Start of RECORDS SHOWN
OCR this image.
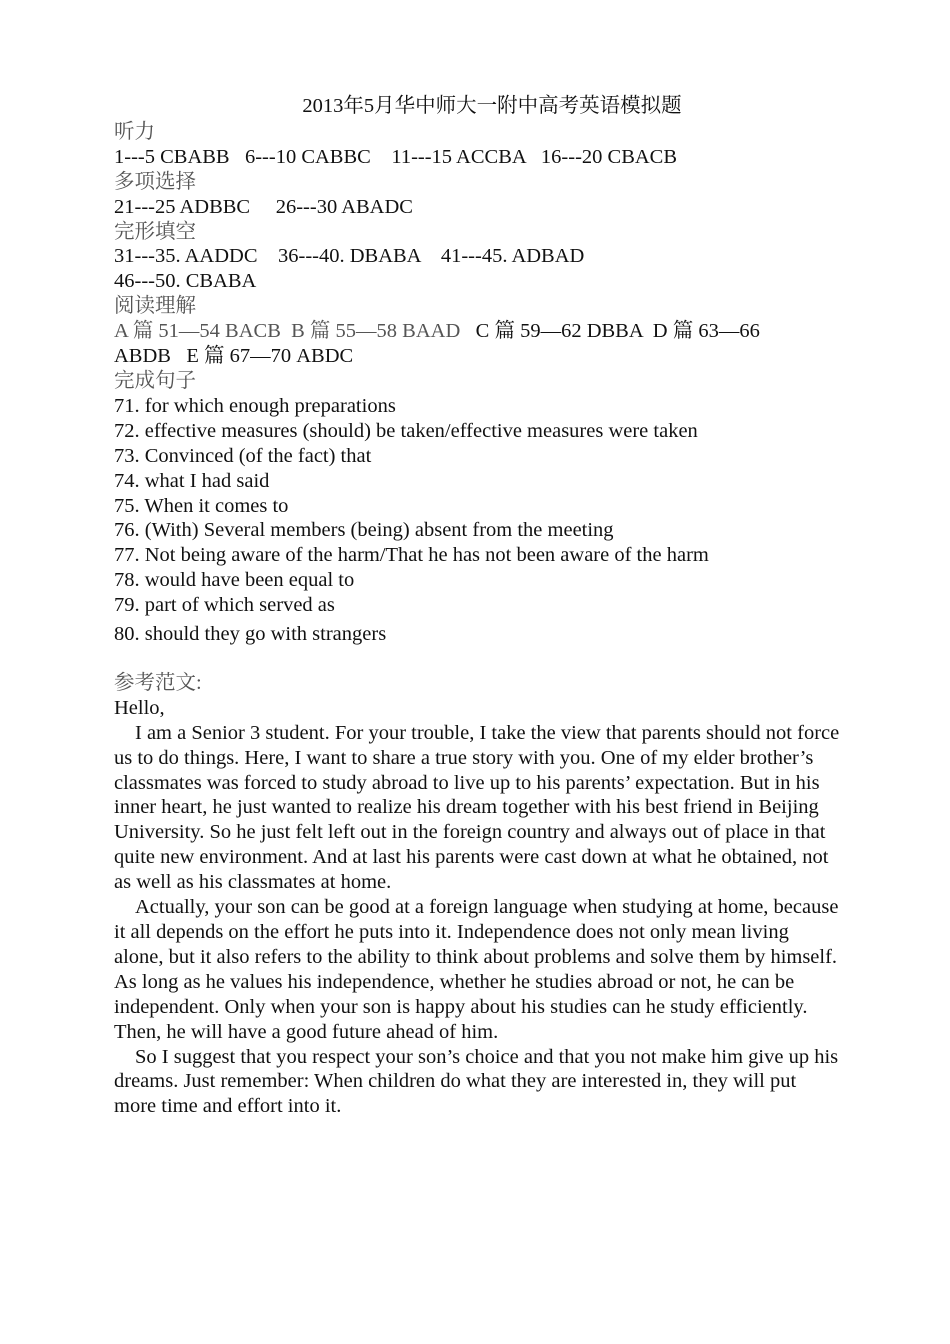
2013年5月华中师大一附中高考英语模拟题

听力

1---5 CBABB   6---10 CABBC    11---15 ACCBA   16---20 CBACB

多项选择

21---25 ADBBC     26---30 ABADC

完形填空

31---35. AADDC    36---40. DBABA    41---45. ADBAD

46---50. CBABA

阅读理解

A 篇 51—54 BACB  B 篇 55—58 BAAD   C 篇 59—62 DBBA  D 篇 63—66

ABDB   E 篇 67—70 ABDC

完成句子

71. for which enough preparations

72. effective measures (should) be taken/effective measures were taken

73. Convinced (of the fact) that

74. what I had said

75. When it comes to

76. (With) Several members (being) absent from the meeting

77. Not being aware of the harm/That he has not been aware of the harm

78. would have been equal to

79. part of which served as

80. should they go with strangers

参考范文:

Hello,

I am a Senior 3 student. For your trouble, I take the view that parents should not force us to do things. Here, I want to share a true story with you. One of my elder brother’s classmates was forced to study abroad to live up to his parents’ expectation. But in his inner heart, he just wanted to realize his dream together with his best friend in Beijing University. So he just felt left out in the foreign country and always out of place in that quite new environment. And at last his parents were cast down at what he obtained, not as well as his classmates at home.

Actually, your son can be good at a foreign language when studying at home, because it all depends on the effort he puts into it. Independence does not only mean living alone, but it also refers to the ability to think about problems and solve them by himself. As long as he values his independence, whether he studies abroad or not, he can be independent. Only when your son is happy about his studies can he study efficiently. Then, he will have a good future ahead of him.

So I suggest that you respect your son’s choice and that you not make him give up his dreams. Just remember: When children do what they are interested in, they will put more time and effort into it.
End of RECORDS SHOWN
Copy every entry exactly as written. Pictures are excluded.

OUTPUT OF THE EXERCISE ->
OCR this image.
2013年5月华中师大一附中高考英语模拟题

听力

1---5 CBABB   6---10 CABBC    11---15 ACCBA   16---20 CBACB

多项选择

21---25 ADBBC     26---30 ABADC

完形填空

31---35. AADDC    36---40. DBABA    41---45. ADBAD

46---50. CBABA

阅读理解

A 篇 51—54 BACB  B 篇 55—58 BAAD   C 篇 59—62 DBBA  D 篇 63—66

ABDB   E 篇 67—70 ABDC

完成句子

71. for which enough preparations

72. effective measures (should) be taken/effective measures were taken

73. Convinced (of the fact) that

74. what I had said

75. When it comes to

76. (With) Several members (being) absent from the meeting

77. Not being aware of the harm/That he has not been aware of the harm

78. would have been equal to

79. part of which served as

80. should they go with strangers

参考范文:

Hello,

I am a Senior 3 student. For your trouble, I take the view that parents should not force us to do things. Here, I want to share a true story with you. One of my elder brother’s classmates was forced to study abroad to live up to his parents’ expectation. But in his inner heart, he just wanted to realize his dream together with his best friend in Beijing University. So he just felt left out in the foreign country and always out of place in that quite new environment. And at last his parents were cast down at what he obtained, not as well as his classmates at home.

Actually, your son can be good at a foreign language when studying at home, because it all depends on the effort he puts into it. Independence does not only mean living alone, but it also refers to the ability to think about problems and solve them by himself. As long as he values his independence, whether he studies abroad or not, he can be independent. Only when your son is happy about his studies can he study efficiently. Then, he will have a good future ahead of him.

So I suggest that you respect your son’s choice and that you not make him give up his dreams. Just remember: When children do what they are interested in, they will put more time and effort into it.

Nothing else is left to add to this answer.